### PROBLEM REQUIREMENTS:
Below is a listing to transcribe in full and exactly; keep the pictures out.

═══

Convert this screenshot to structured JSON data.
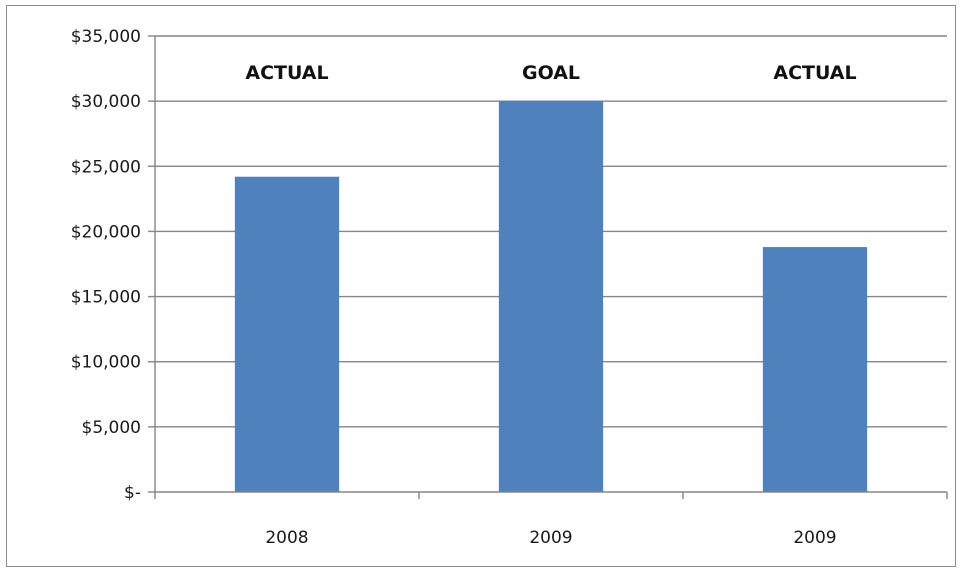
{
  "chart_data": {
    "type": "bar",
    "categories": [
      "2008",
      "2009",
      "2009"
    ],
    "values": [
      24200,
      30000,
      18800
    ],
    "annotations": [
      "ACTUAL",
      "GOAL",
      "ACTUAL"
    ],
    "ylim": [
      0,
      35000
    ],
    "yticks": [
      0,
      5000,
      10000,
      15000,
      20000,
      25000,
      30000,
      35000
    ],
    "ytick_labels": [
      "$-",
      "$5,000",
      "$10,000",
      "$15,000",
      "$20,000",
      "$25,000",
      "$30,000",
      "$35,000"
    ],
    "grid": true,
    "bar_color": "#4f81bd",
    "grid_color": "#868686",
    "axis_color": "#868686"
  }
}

═══

### WRITTEN RESPONSE:
Convert this screenshot to structured JSON data.
{
  "chart_data": {
    "type": "bar",
    "categories": [
      "2008",
      "2009",
      "2009"
    ],
    "values": [
      24200,
      30000,
      18800
    ],
    "annotations": [
      "ACTUAL",
      "GOAL",
      "ACTUAL"
    ],
    "ylim": [
      0,
      35000
    ],
    "yticks": [
      0,
      5000,
      10000,
      15000,
      20000,
      25000,
      30000,
      35000
    ],
    "ytick_labels": [
      "$-",
      "$5,000",
      "$10,000",
      "$15,000",
      "$20,000",
      "$25,000",
      "$30,000",
      "$35,000"
    ],
    "grid": true,
    "bar_color": "#4f81bd",
    "grid_color": "#868686",
    "axis_color": "#868686"
  }
}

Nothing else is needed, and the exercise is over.